THE PROBLEM: Output the full listing word for word.

□ □ □ □

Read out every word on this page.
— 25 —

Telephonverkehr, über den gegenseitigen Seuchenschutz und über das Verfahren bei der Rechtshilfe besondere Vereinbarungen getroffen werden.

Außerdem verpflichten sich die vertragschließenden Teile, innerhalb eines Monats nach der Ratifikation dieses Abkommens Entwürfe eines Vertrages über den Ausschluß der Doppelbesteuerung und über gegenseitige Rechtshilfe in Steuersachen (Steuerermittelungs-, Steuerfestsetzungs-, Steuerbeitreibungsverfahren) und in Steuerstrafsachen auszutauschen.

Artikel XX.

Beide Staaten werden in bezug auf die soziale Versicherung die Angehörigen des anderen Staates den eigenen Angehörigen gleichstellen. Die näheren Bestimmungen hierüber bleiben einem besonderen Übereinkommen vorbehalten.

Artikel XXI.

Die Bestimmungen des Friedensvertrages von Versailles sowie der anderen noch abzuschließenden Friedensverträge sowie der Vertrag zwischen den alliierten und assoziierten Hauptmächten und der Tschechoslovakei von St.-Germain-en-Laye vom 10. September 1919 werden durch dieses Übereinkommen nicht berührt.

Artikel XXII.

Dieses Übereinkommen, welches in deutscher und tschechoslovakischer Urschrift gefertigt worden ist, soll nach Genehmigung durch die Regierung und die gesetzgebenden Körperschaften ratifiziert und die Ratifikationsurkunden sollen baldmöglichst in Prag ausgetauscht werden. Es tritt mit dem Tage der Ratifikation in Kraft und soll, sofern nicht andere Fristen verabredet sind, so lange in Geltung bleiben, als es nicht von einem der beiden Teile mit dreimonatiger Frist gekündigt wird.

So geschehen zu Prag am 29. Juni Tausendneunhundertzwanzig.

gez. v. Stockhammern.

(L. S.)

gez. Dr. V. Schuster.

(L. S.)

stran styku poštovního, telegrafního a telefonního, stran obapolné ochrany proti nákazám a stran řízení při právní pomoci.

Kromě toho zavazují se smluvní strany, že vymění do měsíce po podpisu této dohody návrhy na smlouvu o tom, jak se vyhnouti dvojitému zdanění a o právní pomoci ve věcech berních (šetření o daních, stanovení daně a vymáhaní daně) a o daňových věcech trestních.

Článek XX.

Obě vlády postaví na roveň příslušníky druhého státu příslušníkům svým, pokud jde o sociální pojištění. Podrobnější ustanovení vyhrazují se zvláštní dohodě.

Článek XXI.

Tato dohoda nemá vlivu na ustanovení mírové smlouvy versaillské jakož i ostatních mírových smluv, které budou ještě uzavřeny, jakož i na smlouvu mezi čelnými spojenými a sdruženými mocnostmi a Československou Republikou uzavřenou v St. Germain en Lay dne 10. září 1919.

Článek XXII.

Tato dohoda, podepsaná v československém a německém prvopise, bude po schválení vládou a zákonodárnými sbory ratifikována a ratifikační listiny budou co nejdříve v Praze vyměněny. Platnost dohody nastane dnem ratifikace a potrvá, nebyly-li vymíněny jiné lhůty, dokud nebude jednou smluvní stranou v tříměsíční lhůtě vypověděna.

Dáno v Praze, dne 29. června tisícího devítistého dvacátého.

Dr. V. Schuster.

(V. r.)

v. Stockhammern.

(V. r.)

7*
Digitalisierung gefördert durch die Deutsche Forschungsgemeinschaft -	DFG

□ □ □ □

EXERCISE SOLUTION:
Read out every word on this page.
— 25 —

Telephonverkehr, über den gegenseitigen Seuchenschutz und über das Verfahren bei der Rechtshilfe besondere Vereinbarungen getroffen werden.

Außerdem verpflichten sich die vertragschließenden Teile, innerhalb eines Monats nach der Ratifikation dieses Abkommens Entwürfe eines Vertrages über den Ausschluß der Doppelbesteuerung und über gegenseitige Rechtshilfe in Steuersachen (Steuerermittelungs-, Steuerfestsetzungs-, Steuerbeitreibungsverfahren) und in Steuerstrafsachen auszutauschen.

Artikel XX.

Beide Staaten werden in bezug auf die soziale Versicherung die Angehörigen des anderen Staates den eigenen Angehörigen gleichstellen. Die näheren Bestimmungen hierüber bleiben einem besonderen Übereinkommen vorbehalten.

Artikel XXI.

Die Bestimmungen des Friedensvertrages von Versailles sowie der anderen noch abzuschließenden Friedensverträge sowie der Vertrag zwischen den alliierten und assoziierten Hauptmächten und der Tschechoslovakei von St.-Germain-en-Laye vom 10. September 1919 werden durch dieses Übereinkommen nicht berührt.

Artikel XXII.

Dieses Übereinkommen, welches in deutscher und tschechoslovakischer Urschrift gefertigt worden ist, soll nach Genehmigung durch die Regierung und die gesetzgebenden Körperschaften ratifiziert und die Ratifikationsurkunden sollen baldmöglichst in Prag ausgetauscht werden. Es tritt mit dem Tage der Ratifikation in Kraft und soll, sofern nicht andere Fristen verabredet sind, so lange in Geltung bleiben, als es nicht von einem der beiden Teile mit dreimonatiger Frist gekündigt wird.

So geschehen zu Prag am 29. Juni Tausendneunhundertzwanzig.

gez. v. Stockhammern.

(L. S.)

gez. Dr. V. Schuster.

(L. S.)

stran styku poštovního, telegrafního a telefonního, stran obapolné ochrany proti nákazám a stran řízení při právní pomoci.

Kromě toho zavazují se smluvní strany, že vymění do měsíce po podpisu této dohody návrhy na smlouvu o tom, jak se vyhnouti dvojitému zdanění a o právní pomoci ve věcech berních (šetření o daních, stanovení daně a vymáhaní daně) a o daňových věcech trestních.

Článek XX.

Obě vlády postaví na roveň příslušníky druhého státu příslušníkům svým, pokud jde o sociální pojištění. Podrobnější ustanovení vyhrazují se zvláštní dohodě.

Článek XXI.

Tato dohoda nemá vlivu na ustanovení mírové smlouvy versaillské jakož i ostatních mírových smluv, které budou ještě uzavřeny, jakož i na smlouvu mezi čelnými spojenými a sdruženými mocnostmi a Československou Republikou uzavřenou v St. Germain en Lay dne 10. září 1919.

Článek XXII.

Tato dohoda, podepsaná v československém a německém prvopise, bude po schválení vládou a zákonodárnými sbory ratifikována a ratifikační listiny budou co nejdříve v Praze vyměněny. Platnost dohody nastane dnem ratifikace a potrvá, nebyly-li vymíněny jiné lhůty, dokud nebude jednou smluvní stranou v tříměsíční lhůtě vypověděna.

Dáno v Praze, dne 29. června tisícího devítistého dvacátého.

Dr. V. Schuster.

(V. r.)

v. Stockhammern.

(V. r.)

7*
Digitalisierung gefördert durch die Deutsche Forschungsgemeinschaft -	DFG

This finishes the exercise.